- _Task requirements_
Where does the string "Acute" appear in the records? Copy every line that contains it.

- _Data for the task_
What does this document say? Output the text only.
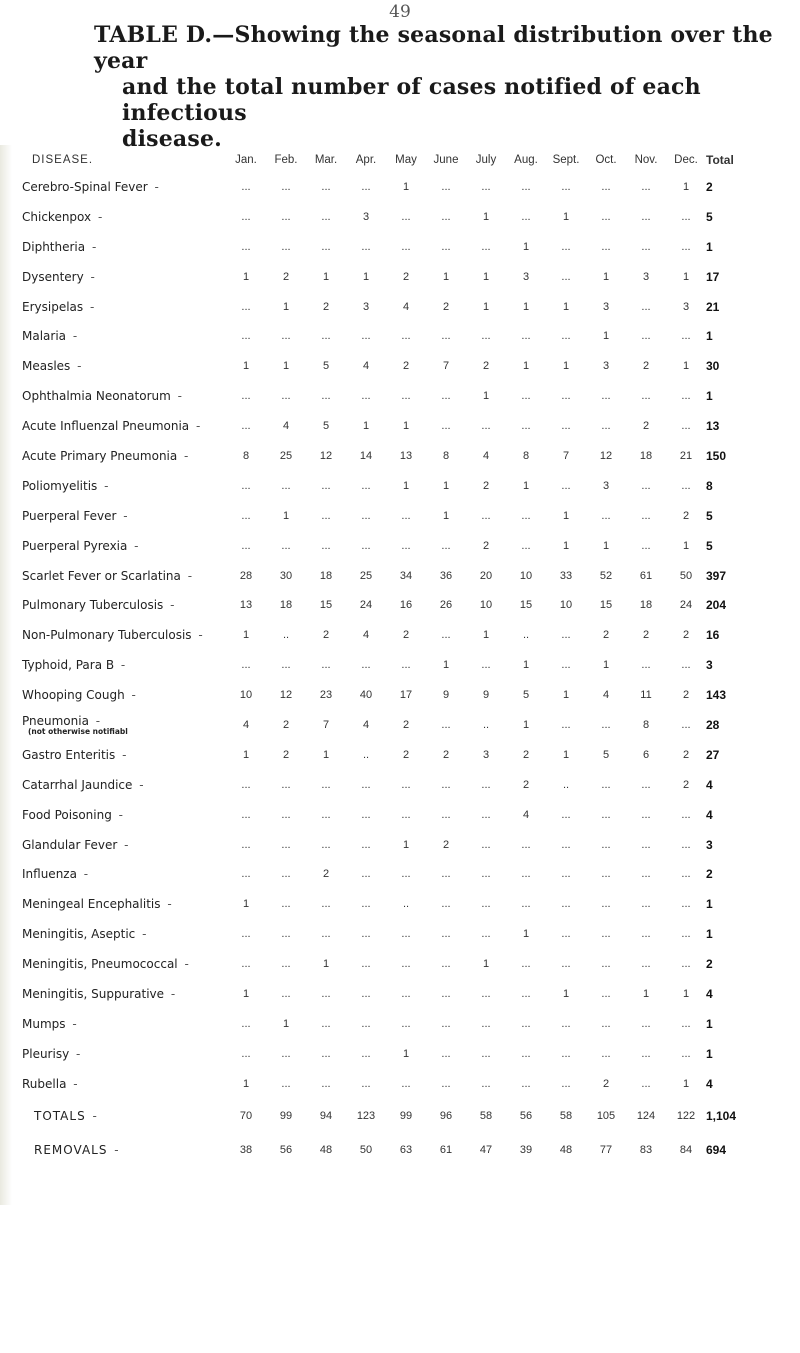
49
TABLE D.—Showing the seasonal distribution over the year
and the total number of cases notified of each infectious
disease.
DISEASE.	Jan.	Feb.	Mar.	Apr.	May	June	July	Aug.	Sept.	Oct.	Nov.	Dec.	Total
Cerebro-Spinal Fever -	...	...	...	...	1	...	...	...	...	...	...	1	2
Chickenpox -	...	...	...	3	...	...	1	...	1	...	...	...	5
Diphtheria -	...	...	...	...	...	...	...	1	...	...	...	...	1
Dysentery -	1	2	1	1	2	1	1	3	...	1	3	1	17
Erysipelas -	...	1	2	3	4	2	1	1	1	3	...	3	21
Malaria -	...	...	...	...	...	...	...	...	...	1	...	...	1
Measles -	1	1	5	4	2	7	2	1	1	3	2	1	30
Ophthalmia Neonatorum -	...	...	...	...	...	...	1	...	...	...	...	...	1
Acute Influenzal Pneumonia -	...	4	5	1	1	...	...	...	...	...	2	...	13
Acute Primary Pneumonia -	8	25	12	14	13	8	4	8	7	12	18	21	150
Poliomyelitis -	...	...	...	...	1	1	2	1	...	3	...	...	8
Puerperal Fever -	...	1	...	...	...	1	...	...	1	...	...	2	5
Puerperal Pyrexia -	...	...	...	...	...	...	2	...	1	1	...	1	5
Scarlet Fever or Scarlatina -	28	30	18	25	34	36	20	10	33	52	61	50	397
Pulmonary Tuberculosis -	13	18	15	24	16	26	10	15	10	15	18	24	204
Non-Pulmonary Tuberculosis -	1	..	2	4	2	...	1	..	...	2	2	2	16
Typhoid, Para B -	...	...	...	...	...	1	...	1	...	1	...	...	3
Whooping Cough -	10	12	23	40	17	9	9	5	1	4	11	2	143
Pneumonia -
(not otherwise notifiabl	4	2	7	4	2	...	..	1	...	...	8	...	28
Gastro Enteritis -	1	2	1	..	2	2	3	2	1	5	6	2	27
Catarrhal Jaundice -	...	...	...	...	...	...	...	2	..	...	...	2	4
Food Poisoning -	...	...	...	...	...	...	...	4	...	...	...	...	4
Glandular Fever -	...	...	...	...	1	2	...	...	...	...	...	...	3
Influenza -	...	...	2	...	...	...	...	...	...	...	...	...	2
Meningeal Encephalitis -	1	...	...	...	..	...	...	...	...	...	...	...	1
Meningitis, Aseptic -	...	...	...	...	...	...	...	1	...	...	...	...	1
Meningitis, Pneumococcal -	...	...	1	...	...	...	1	...	...	...	...	...	2
Meningitis, Suppurative -	1	...	...	...	...	...	...	...	1	...	1	1	4
Mumps -	...	1	...	...	...	...	...	...	...	...	...	...	1
Pleurisy -	...	...	...	...	1	...	...	...	...	...	...	...	1
Rubella -	1	...	...	...	...	...	...	...	...	2	...	1	4
TOTALS -	70	99	94	123	99	96	58	56	58	105	124	122	1,104
REMOVALS -	38	56	48	50	63	61	47	39	48	77	83	84	694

- _Full solution_
Acute Influenzal Pneumonia -	...	4	5	1	1	...	...	...	...	...	2	...	13
Acute Primary Pneumonia -	8	25	12	14	13	8	4	8	7	12	18	21	150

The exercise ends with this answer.